WHAT YOU HAVE TO DO: Please repeat all of the listing exactly.

MATERIAL FOR THE TASK:
------------------------------------------------------------------------
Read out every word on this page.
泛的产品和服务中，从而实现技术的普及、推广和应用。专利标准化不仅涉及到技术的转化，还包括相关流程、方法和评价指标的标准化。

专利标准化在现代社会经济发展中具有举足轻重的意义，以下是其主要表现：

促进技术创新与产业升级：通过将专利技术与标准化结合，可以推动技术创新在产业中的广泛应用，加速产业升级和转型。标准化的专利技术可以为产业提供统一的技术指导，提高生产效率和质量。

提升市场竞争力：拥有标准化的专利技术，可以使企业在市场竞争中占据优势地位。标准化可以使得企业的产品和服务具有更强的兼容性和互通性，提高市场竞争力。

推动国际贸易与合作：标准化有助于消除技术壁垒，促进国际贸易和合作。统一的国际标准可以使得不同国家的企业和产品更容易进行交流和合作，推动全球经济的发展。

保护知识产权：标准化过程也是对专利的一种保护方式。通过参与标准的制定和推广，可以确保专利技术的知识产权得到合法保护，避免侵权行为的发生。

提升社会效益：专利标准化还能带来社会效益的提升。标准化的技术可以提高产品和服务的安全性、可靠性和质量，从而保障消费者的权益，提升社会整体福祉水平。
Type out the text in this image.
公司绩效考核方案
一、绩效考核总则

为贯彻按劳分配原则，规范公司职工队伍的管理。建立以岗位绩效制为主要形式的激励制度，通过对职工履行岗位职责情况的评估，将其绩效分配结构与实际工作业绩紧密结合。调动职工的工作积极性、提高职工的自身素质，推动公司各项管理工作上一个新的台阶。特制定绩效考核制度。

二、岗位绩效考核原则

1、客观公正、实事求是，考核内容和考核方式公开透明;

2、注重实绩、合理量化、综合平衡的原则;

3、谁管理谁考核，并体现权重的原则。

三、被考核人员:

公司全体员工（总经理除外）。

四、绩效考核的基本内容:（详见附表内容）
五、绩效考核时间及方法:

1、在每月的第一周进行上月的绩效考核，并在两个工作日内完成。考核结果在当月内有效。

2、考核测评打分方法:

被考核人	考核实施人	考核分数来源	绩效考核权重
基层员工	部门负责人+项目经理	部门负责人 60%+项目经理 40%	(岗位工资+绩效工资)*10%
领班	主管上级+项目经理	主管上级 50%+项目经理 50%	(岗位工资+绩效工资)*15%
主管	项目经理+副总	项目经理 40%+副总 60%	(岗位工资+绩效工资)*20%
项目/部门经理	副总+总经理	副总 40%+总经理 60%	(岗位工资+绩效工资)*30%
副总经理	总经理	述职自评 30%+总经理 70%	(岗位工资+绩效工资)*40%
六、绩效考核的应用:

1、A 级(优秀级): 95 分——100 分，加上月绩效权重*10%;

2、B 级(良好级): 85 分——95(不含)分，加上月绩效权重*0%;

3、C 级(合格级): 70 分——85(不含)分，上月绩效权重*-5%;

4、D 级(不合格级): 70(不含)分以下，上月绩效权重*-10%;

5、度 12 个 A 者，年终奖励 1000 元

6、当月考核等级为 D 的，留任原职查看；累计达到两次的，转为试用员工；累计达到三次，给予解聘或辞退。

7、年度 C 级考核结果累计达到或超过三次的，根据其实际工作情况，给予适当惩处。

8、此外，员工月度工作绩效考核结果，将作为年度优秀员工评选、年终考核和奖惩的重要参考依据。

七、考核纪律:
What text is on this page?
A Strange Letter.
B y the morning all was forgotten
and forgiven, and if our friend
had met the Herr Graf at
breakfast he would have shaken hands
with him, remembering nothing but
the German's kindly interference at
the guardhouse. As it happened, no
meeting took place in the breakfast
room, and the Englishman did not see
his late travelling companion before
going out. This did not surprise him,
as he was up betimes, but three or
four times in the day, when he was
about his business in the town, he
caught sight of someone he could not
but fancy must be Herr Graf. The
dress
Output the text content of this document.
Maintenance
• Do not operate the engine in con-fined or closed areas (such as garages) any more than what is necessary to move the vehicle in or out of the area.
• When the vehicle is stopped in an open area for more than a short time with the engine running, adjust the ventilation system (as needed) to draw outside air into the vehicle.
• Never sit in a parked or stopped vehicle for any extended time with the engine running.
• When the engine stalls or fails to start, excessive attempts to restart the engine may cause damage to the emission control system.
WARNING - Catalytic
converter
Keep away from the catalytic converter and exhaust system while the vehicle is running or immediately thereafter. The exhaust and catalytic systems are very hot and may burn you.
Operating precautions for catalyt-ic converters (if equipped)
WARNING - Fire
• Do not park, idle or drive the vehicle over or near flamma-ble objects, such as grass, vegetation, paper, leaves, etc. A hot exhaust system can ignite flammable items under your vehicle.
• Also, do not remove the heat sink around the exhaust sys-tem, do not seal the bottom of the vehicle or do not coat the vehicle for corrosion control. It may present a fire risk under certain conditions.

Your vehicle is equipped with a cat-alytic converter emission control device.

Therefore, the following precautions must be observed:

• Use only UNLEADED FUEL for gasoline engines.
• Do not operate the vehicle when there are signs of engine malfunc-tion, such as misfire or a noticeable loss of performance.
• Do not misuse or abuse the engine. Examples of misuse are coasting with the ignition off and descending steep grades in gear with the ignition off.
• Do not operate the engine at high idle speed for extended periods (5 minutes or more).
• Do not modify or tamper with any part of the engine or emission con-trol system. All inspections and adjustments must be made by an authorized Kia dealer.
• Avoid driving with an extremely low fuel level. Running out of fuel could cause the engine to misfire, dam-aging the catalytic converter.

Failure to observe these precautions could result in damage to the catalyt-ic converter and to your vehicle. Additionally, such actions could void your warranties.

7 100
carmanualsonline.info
------------------------------------------------------------------------
EXERCISE RESULT:
Read out every word on this page.
泛的产品和服务中，从而实现技术的普及、推广和应用。专利标准化不仅涉及到技术的转化，还包括相关流程、方法和评价指标的标准化。

专利标准化在现代社会经济发展中具有举足轻重的意义，以下是其主要表现：

促进技术创新与产业升级：通过将专利技术与标准化结合，可以推动技术创新在产业中的广泛应用，加速产业升级和转型。标准化的专利技术可以为产业提供统一的技术指导，提高生产效率和质量。

提升市场竞争力：拥有标准化的专利技术，可以使企业在市场竞争中占据优势地位。标准化可以使得企业的产品和服务具有更强的兼容性和互通性，提高市场竞争力。

推动国际贸易与合作：标准化有助于消除技术壁垒，促进国际贸易和合作。统一的国际标准可以使得不同国家的企业和产品更容易进行交流和合作，推动全球经济的发展。

保护知识产权：标准化过程也是对专利的一种保护方式。通过参与标准的制定和推广，可以确保专利技术的知识产权得到合法保护，避免侵权行为的发生。

提升社会效益：专利标准化还能带来社会效益的提升。标准化的技术可以提高产品和服务的安全性、可靠性和质量，从而保障消费者的权益，提升社会整体福祉水平。
Type out the text in this image.
公司绩效考核方案
一、绩效考核总则

为贯彻按劳分配原则，规范公司职工队伍的管理。建立以岗位绩效制为主要形式的激励制度，通过对职工履行岗位职责情况的评估，将其绩效分配结构与实际工作业绩紧密结合。调动职工的工作积极性、提高职工的自身素质，推动公司各项管理工作上一个新的台阶。特制定绩效考核制度。

二、岗位绩效考核原则

1、客观公正、实事求是，考核内容和考核方式公开透明;

2、注重实绩、合理量化、综合平衡的原则;

3、谁管理谁考核，并体现权重的原则。

三、被考核人员:

公司全体员工（总经理除外）。

四、绩效考核的基本内容:（详见附表内容）
五、绩效考核时间及方法:

1、在每月的第一周进行上月的绩效考核，并在两个工作日内完成。考核结果在当月内有效。

2、考核测评打分方法:

被考核人	考核实施人	考核分数来源	绩效考核权重
基层员工	部门负责人+项目经理	部门负责人 60%+项目经理 40%	(岗位工资+绩效工资)*10%
领班	主管上级+项目经理	主管上级 50%+项目经理 50%	(岗位工资+绩效工资)*15%
主管	项目经理+副总	项目经理 40%+副总 60%	(岗位工资+绩效工资)*20%
项目/部门经理	副总+总经理	副总 40%+总经理 60%	(岗位工资+绩效工资)*30%
副总经理	总经理	述职自评 30%+总经理 70%	(岗位工资+绩效工资)*40%
六、绩效考核的应用:

1、A 级(优秀级): 95 分——100 分，加上月绩效权重*10%;

2、B 级(良好级): 85 分——95(不含)分，加上月绩效权重*0%;

3、C 级(合格级): 70 分——85(不含)分，上月绩效权重*-5%;

4、D 级(不合格级): 70(不含)分以下，上月绩效权重*-10%;

5、度 12 个 A 者，年终奖励 1000 元

6、当月考核等级为 D 的，留任原职查看；累计达到两次的，转为试用员工；累计达到三次，给予解聘或辞退。

7、年度 C 级考核结果累计达到或超过三次的，根据其实际工作情况，给予适当惩处。

8、此外，员工月度工作绩效考核结果，将作为年度优秀员工评选、年终考核和奖惩的重要参考依据。

七、考核纪律:
What text is on this page?
A Strange Letter.
B y the morning all was forgotten
and forgiven, and if our friend
had met the Herr Graf at
breakfast he would have shaken hands
with him, remembering nothing but
the German's kindly interference at
the guardhouse. As it happened, no
meeting took place in the breakfast
room, and the Englishman did not see
his late travelling companion before
going out. This did not surprise him,
as he was up betimes, but three or
four times in the day, when he was
about his business in the town, he
caught sight of someone he could not
but fancy must be Herr Graf. The
dress
Output the text content of this document.
Maintenance
• Do not operate the engine in con-fined or closed areas (such as garages) any more than what is necessary to move the vehicle in or out of the area.
• When the vehicle is stopped in an open area for more than a short time with the engine running, adjust the ventilation system (as needed) to draw outside air into the vehicle.
• Never sit in a parked or stopped vehicle for any extended time with the engine running.
• When the engine stalls or fails to start, excessive attempts to restart the engine may cause damage to the emission control system.
WARNING - Catalytic
converter
Keep away from the catalytic converter and exhaust system while the vehicle is running or immediately thereafter. The exhaust and catalytic systems are very hot and may burn you.
Operating precautions for catalyt-ic converters (if equipped)
WARNING - Fire
• Do not park, idle or drive the vehicle over or near flamma-ble objects, such as grass, vegetation, paper, leaves, etc. A hot exhaust system can ignite flammable items under your vehicle.
• Also, do not remove the heat sink around the exhaust sys-tem, do not seal the bottom of the vehicle or do not coat the vehicle for corrosion control. It may present a fire risk under certain conditions.

Your vehicle is equipped with a cat-alytic converter emission control device.

Therefore, the following precautions must be observed:

• Use only UNLEADED FUEL for gasoline engines.
• Do not operate the vehicle when there are signs of engine malfunc-tion, such as misfire or a noticeable loss of performance.
• Do not misuse or abuse the engine. Examples of misuse are coasting with the ignition off and descending steep grades in gear with the ignition off.
• Do not operate the engine at high idle speed for extended periods (5 minutes or more).
• Do not modify or tamper with any part of the engine or emission con-trol system. All inspections and adjustments must be made by an authorized Kia dealer.
• Avoid driving with an extremely low fuel level. Running out of fuel could cause the engine to misfire, dam-aging the catalytic converter.

Failure to observe these precautions could result in damage to the catalyt-ic converter and to your vehicle. Additionally, such actions could void your warranties.

7 100
carmanualsonline.info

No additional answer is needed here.